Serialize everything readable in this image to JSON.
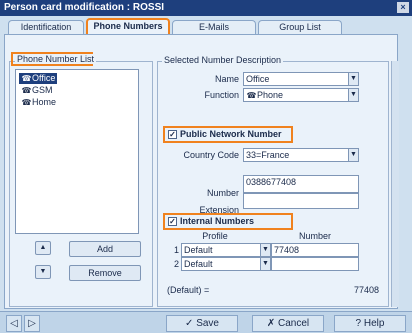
{
  "window": {
    "title": "Person card modification : ROSSI",
    "close": "×"
  },
  "tabs": [
    {
      "label": "Identification"
    },
    {
      "label": "Phone Numbers"
    },
    {
      "label": "E-Mails"
    },
    {
      "label": "Group List"
    }
  ],
  "phone_list": {
    "title": "Phone Number List",
    "items": [
      {
        "label": "Office"
      },
      {
        "label": "GSM"
      },
      {
        "label": "Home"
      }
    ],
    "add_label": "Add",
    "remove_label": "Remove",
    "up_arrow": "▲",
    "down_arrow": "▼"
  },
  "description": {
    "title": "Selected Number Description",
    "name_label": "Name",
    "name_value": "Office",
    "function_label": "Function",
    "function_value": "Phone"
  },
  "public_network": {
    "checkbox_label": "Public Network Number",
    "checked": true,
    "country_code_label": "Country Code",
    "country_code_value": "33=France",
    "number_label": "Number",
    "number_value": "0388677408",
    "extension_label": "Extension",
    "extension_value": ""
  },
  "internal": {
    "checkbox_label": "Internal Numbers",
    "checked": true,
    "profile_header": "Profile",
    "number_header": "Number",
    "rows": [
      {
        "index": "1",
        "profile": "Default",
        "number": "77408"
      },
      {
        "index": "2",
        "profile": "Default",
        "number": ""
      }
    ],
    "default_label": "(Default) =",
    "default_value": "77408"
  },
  "bottom": {
    "save_label": "Save",
    "cancel_label": "Cancel",
    "help_label": "Help"
  },
  "colors": {
    "accent": "#f0821e",
    "title_bg": "#1e3f7d",
    "panel_bg": "#eaf2fa"
  }
}
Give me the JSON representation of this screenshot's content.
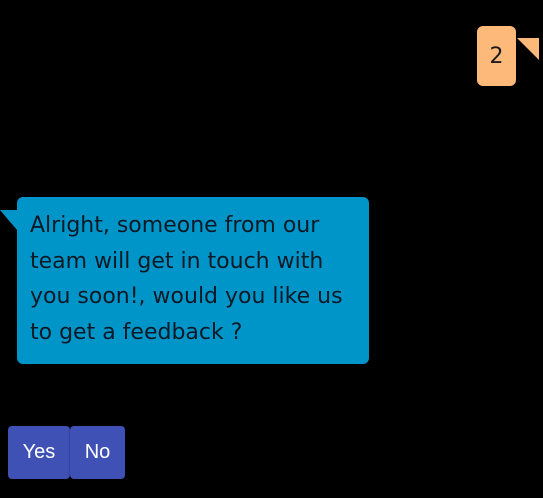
{
  "conversation": {
    "user_message": {
      "text": "2",
      "color": "#fdb97a"
    },
    "bot_message": {
      "text": "Alright, someone from our team will get in touch with you soon!, would you like us to get a feedback ?",
      "color": "#0095c9"
    },
    "quick_replies": [
      {
        "label": "Yes",
        "color": "#3f51b5"
      },
      {
        "label": "No",
        "color": "#3f51b5"
      }
    ]
  }
}
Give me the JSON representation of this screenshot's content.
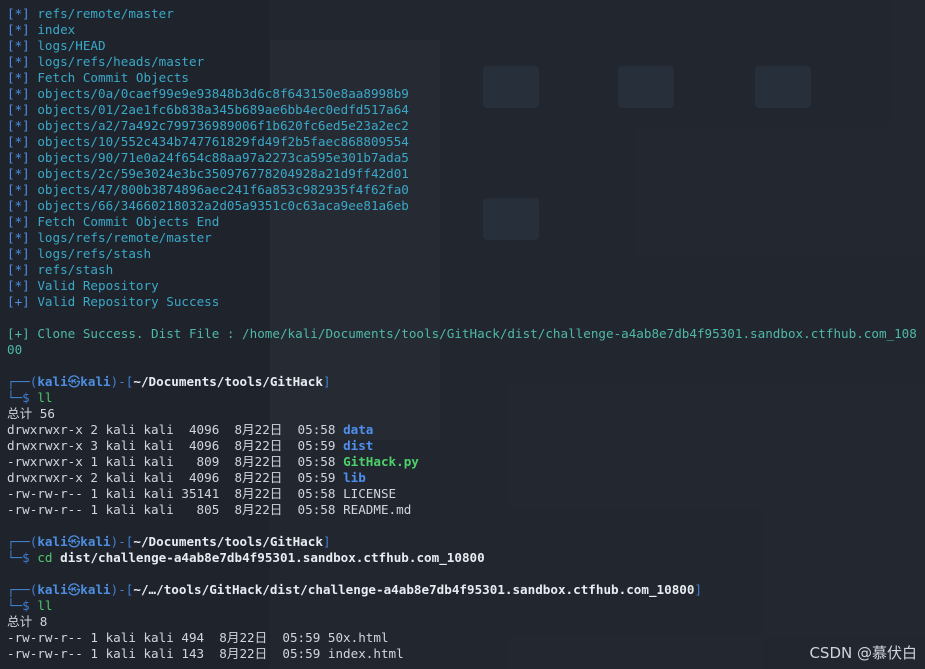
{
  "log_lines": [
    {
      "tag": "[*]",
      "msg": "refs/remote/master"
    },
    {
      "tag": "[*]",
      "msg": "index"
    },
    {
      "tag": "[*]",
      "msg": "logs/HEAD"
    },
    {
      "tag": "[*]",
      "msg": "logs/refs/heads/master"
    },
    {
      "tag": "[*]",
      "msg": "Fetch Commit Objects"
    },
    {
      "tag": "[*]",
      "msg": "objects/0a/0caef99e9e93848b3d6c8f643150e8aa8998b9"
    },
    {
      "tag": "[*]",
      "msg": "objects/01/2ae1fc6b838a345b689ae6bb4ec0edfd517a64"
    },
    {
      "tag": "[*]",
      "msg": "objects/a2/7a492c799736989006f1b620fc6ed5e23a2ec2"
    },
    {
      "tag": "[*]",
      "msg": "objects/10/552c434b747761829fd49f2b5faec868809554"
    },
    {
      "tag": "[*]",
      "msg": "objects/90/71e0a24f654c88aa97a2273ca595e301b7ada5"
    },
    {
      "tag": "[*]",
      "msg": "objects/2c/59e3024e3bc350976778204928a21d9ff42d01"
    },
    {
      "tag": "[*]",
      "msg": "objects/47/800b3874896aec241f6a853c982935f4f62fa0"
    },
    {
      "tag": "[*]",
      "msg": "objects/66/34660218032a2d05a9351c0c63aca9ee81a6eb"
    },
    {
      "tag": "[*]",
      "msg": "Fetch Commit Objects End"
    },
    {
      "tag": "[*]",
      "msg": "logs/refs/remote/master"
    },
    {
      "tag": "[*]",
      "msg": "logs/refs/stash"
    },
    {
      "tag": "[*]",
      "msg": "refs/stash"
    },
    {
      "tag": "[*]",
      "msg": "Valid Repository"
    },
    {
      "tag": "[+]",
      "msg": "Valid Repository Success"
    }
  ],
  "clone_line": "[+] Clone Success. Dist File : /home/kali/Documents/tools/GitHack/dist/challenge-a4ab8e7db4f95301.sandbox.ctfhub.com_10800",
  "prompt": {
    "user": "kali",
    "at": "㉿",
    "host": "kali",
    "corner_top": "┌──(",
    "corner_bottom": "└─$ ",
    "open_dir": ")-[",
    "close_dir": "]"
  },
  "blocks": [
    {
      "dir": "~/Documents/tools/GitHack",
      "cmd": "ll",
      "total": "总计 56",
      "rows": [
        {
          "perm": "drwxrwxr-x 2 kali kali  4096  8月22日  05:58 ",
          "name": "data",
          "kind": "dir"
        },
        {
          "perm": "drwxrwxr-x 3 kali kali  4096  8月22日  05:59 ",
          "name": "dist",
          "kind": "dir"
        },
        {
          "perm": "-rwxrwxr-x 1 kali kali   809  8月22日  05:58 ",
          "name": "GitHack.py",
          "kind": "exe"
        },
        {
          "perm": "drwxrwxr-x 2 kali kali  4096  8月22日  05:59 ",
          "name": "lib",
          "kind": "dir"
        },
        {
          "perm": "-rw-rw-r-- 1 kali kali 35141  8月22日  05:58 ",
          "name": "LICENSE",
          "kind": "file"
        },
        {
          "perm": "-rw-rw-r-- 1 kali kali   805  8月22日  05:58 ",
          "name": "README.md",
          "kind": "file"
        }
      ]
    },
    {
      "dir": "~/Documents/tools/GitHack",
      "cmd": "cd",
      "cmd_arg": "dist/challenge-a4ab8e7db4f95301.sandbox.ctfhub.com_10800"
    },
    {
      "dir": "~/…/tools/GitHack/dist/challenge-a4ab8e7db4f95301.sandbox.ctfhub.com_10800",
      "cmd": "ll",
      "total": "总计 8",
      "rows": [
        {
          "perm": "-rw-rw-r-- 1 kali kali 494  8月22日  05:59 ",
          "name": "50x.html",
          "kind": "file"
        },
        {
          "perm": "-rw-rw-r-- 1 kali kali 143  8月22日  05:59 ",
          "name": "index.html",
          "kind": "file"
        }
      ]
    }
  ],
  "watermark": "CSDN @慕伏白",
  "colors": {
    "background": "#1f242c",
    "log_text": "#3aa8c8",
    "prompt_user": "#4d8fe3",
    "dir_name": "#4f8ff0",
    "exe_name": "#4cd06a"
  }
}
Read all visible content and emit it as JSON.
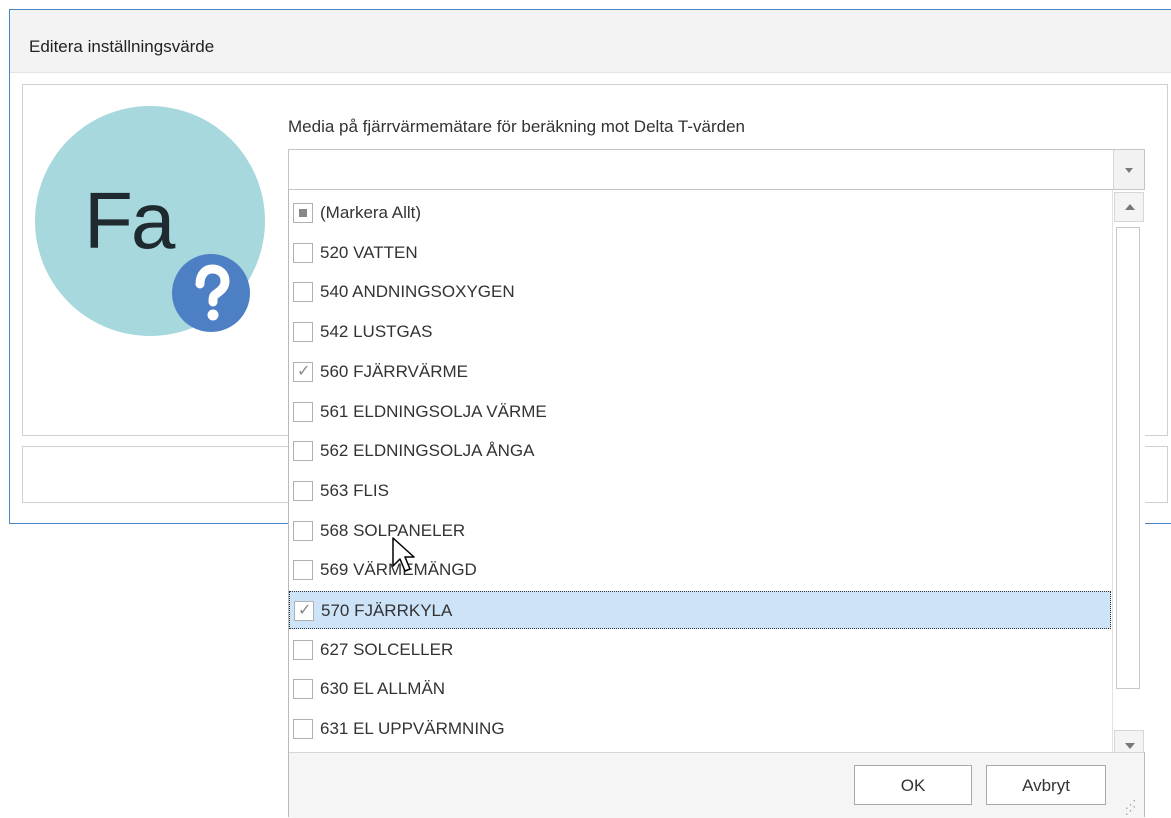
{
  "dialog": {
    "title": "Editera inställningsvärde"
  },
  "logo": {
    "text": "Fa",
    "badge_icon": "question-icon",
    "colors": {
      "circle": "#a7d8dd",
      "badge": "#4d7fc4"
    }
  },
  "field": {
    "label": "Media på fjärrvärmemätare för beräkning mot Delta T-värden",
    "value": ""
  },
  "dropdown": {
    "items": [
      {
        "label": "(Markera Allt)",
        "state": "indeterminate"
      },
      {
        "label": "520 VATTEN",
        "state": "unchecked"
      },
      {
        "label": "540 ANDNINGSOXYGEN",
        "state": "unchecked"
      },
      {
        "label": "542 LUSTGAS",
        "state": "unchecked"
      },
      {
        "label": "560 FJÄRRVÄRME",
        "state": "checked"
      },
      {
        "label": "561 ELDNINGSOLJA VÄRME",
        "state": "unchecked"
      },
      {
        "label": "562 ELDNINGSOLJA ÅNGA",
        "state": "unchecked"
      },
      {
        "label": "563 FLIS",
        "state": "unchecked"
      },
      {
        "label": "568 SOLPANELER",
        "state": "unchecked"
      },
      {
        "label": "569 VÄRMEMÄNGD",
        "state": "unchecked"
      },
      {
        "label": "570 FJÄRRKYLA",
        "state": "checked",
        "selected": true
      },
      {
        "label": "627 SOLCELLER",
        "state": "unchecked"
      },
      {
        "label": "630 EL ALLMÄN",
        "state": "unchecked"
      },
      {
        "label": "631 EL UPPVÄRMNING",
        "state": "unchecked"
      }
    ],
    "ok_label": "OK",
    "cancel_label": "Avbryt"
  },
  "colors": {
    "dialog_border": "#4a86c6",
    "selected_row": "#cde3f8"
  }
}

# # #

== TASK OBJECTIVE ==
Which lines contain "ELDNINGSOLJA"? Show each of them.

== RESPONSE TO THE TASK ==
        "label": "561 ELDNINGSOLJA VÄRME",
        "label": "562 ELDNINGSOLJA ÅNGA",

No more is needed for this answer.